»»

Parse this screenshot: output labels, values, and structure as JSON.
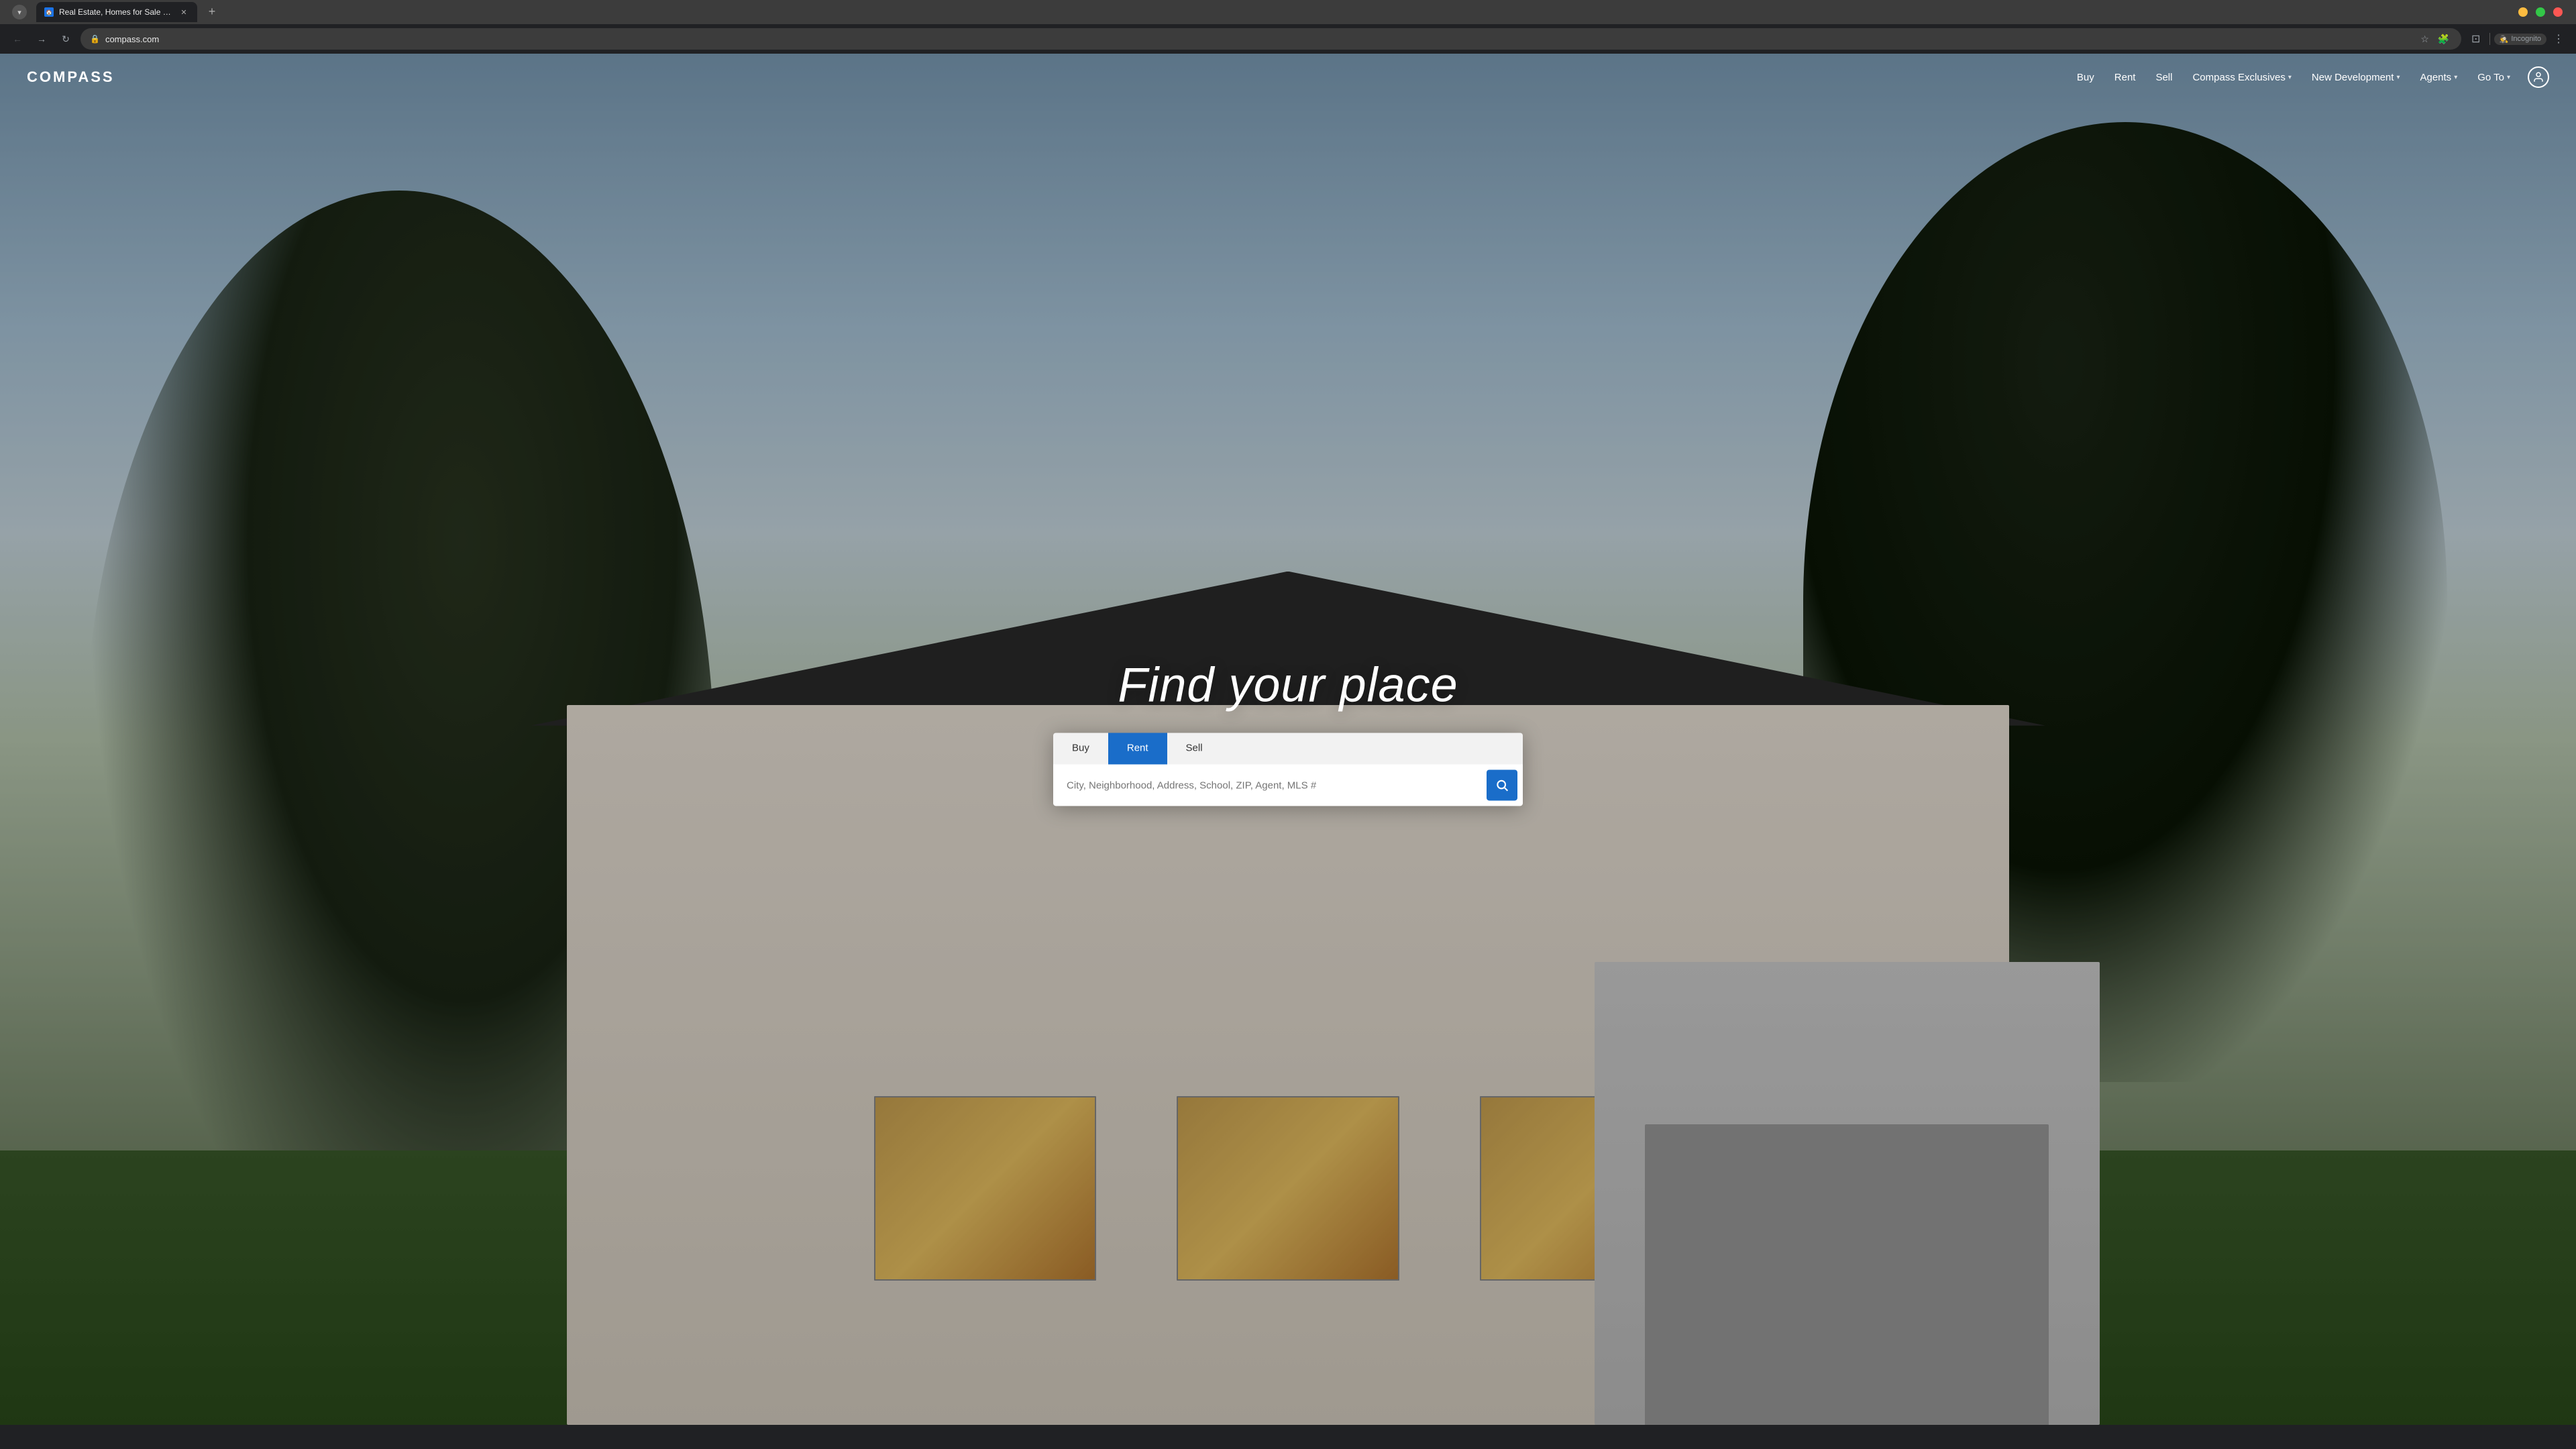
{
  "browser": {
    "tab_title": "Real Estate, Homes for Sale & ...",
    "tab_favicon": "🏠",
    "url": "compass.com",
    "new_tab_label": "+",
    "incognito_label": "Incognito",
    "nav": {
      "back_tooltip": "Back",
      "forward_tooltip": "Forward",
      "reload_tooltip": "Reload"
    }
  },
  "site": {
    "logo": "COMPASS",
    "nav": {
      "buy": "Buy",
      "rent": "Rent",
      "sell": "Sell",
      "compass_exclusives": "Compass Exclusives",
      "new_development": "New Development",
      "agents": "Agents",
      "go_to": "Go To"
    },
    "hero": {
      "title": "Find your place"
    },
    "search": {
      "tab_buy": "Buy",
      "tab_rent": "Rent",
      "tab_sell": "Sell",
      "active_tab": "rent",
      "placeholder": "City, Neighborhood, Address, School, ZIP, Agent, MLS #"
    }
  }
}
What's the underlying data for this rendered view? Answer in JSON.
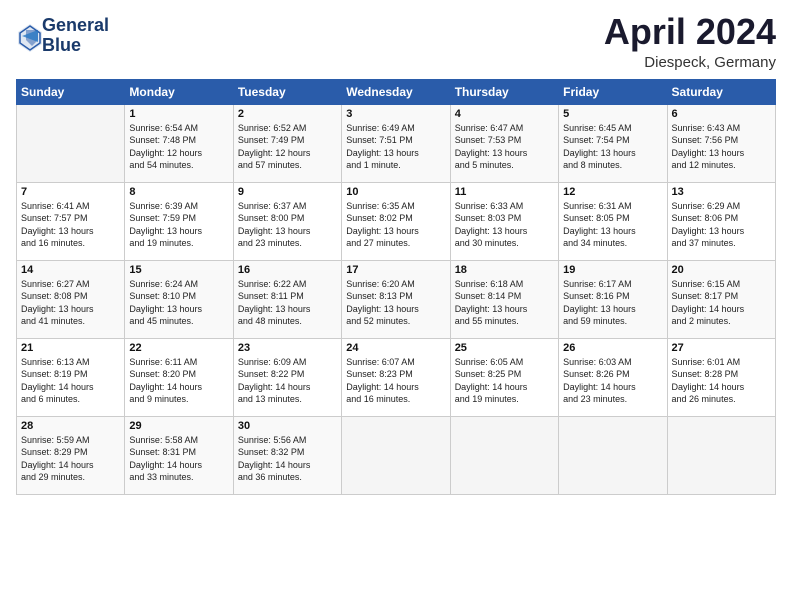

««

→ What the task asks: Write out all the entries word for word, but skip any images.

→ Final result:
Parse this screenshot: output labels, values, and structure as JSON.
{
  "browser": {
    "tab_title": "Real Estate, Homes for Sale & ...",
    "tab_favicon": "🏠",
    "url": "compass.com",
    "new_tab_label": "+",
    "incognito_label": "Incognito",
    "nav": {
      "back_tooltip": "Back",
      "forward_tooltip": "Forward",
      "reload_tooltip": "Reload"
    }
  },
  "site": {
    "logo": "COMPASS",
    "nav": {
      "buy": "Buy",
      "rent": "Rent",
      "sell": "Sell",
      "compass_exclusives": "Compass Exclusives",
      "new_development": "New Development",
      "agents": "Agents",
      "go_to": "Go To"
    },
    "hero": {
      "title": "Find your place"
    },
    "search": {
      "tab_buy": "Buy",
      "tab_rent": "Rent",
      "tab_sell": "Sell",
      "active_tab": "rent",
      "placeholder": "City, Neighborhood, Address, School, ZIP, Agent, MLS #"
    }
  }
}
What's the underlying data for this rendered view? Answer in JSON.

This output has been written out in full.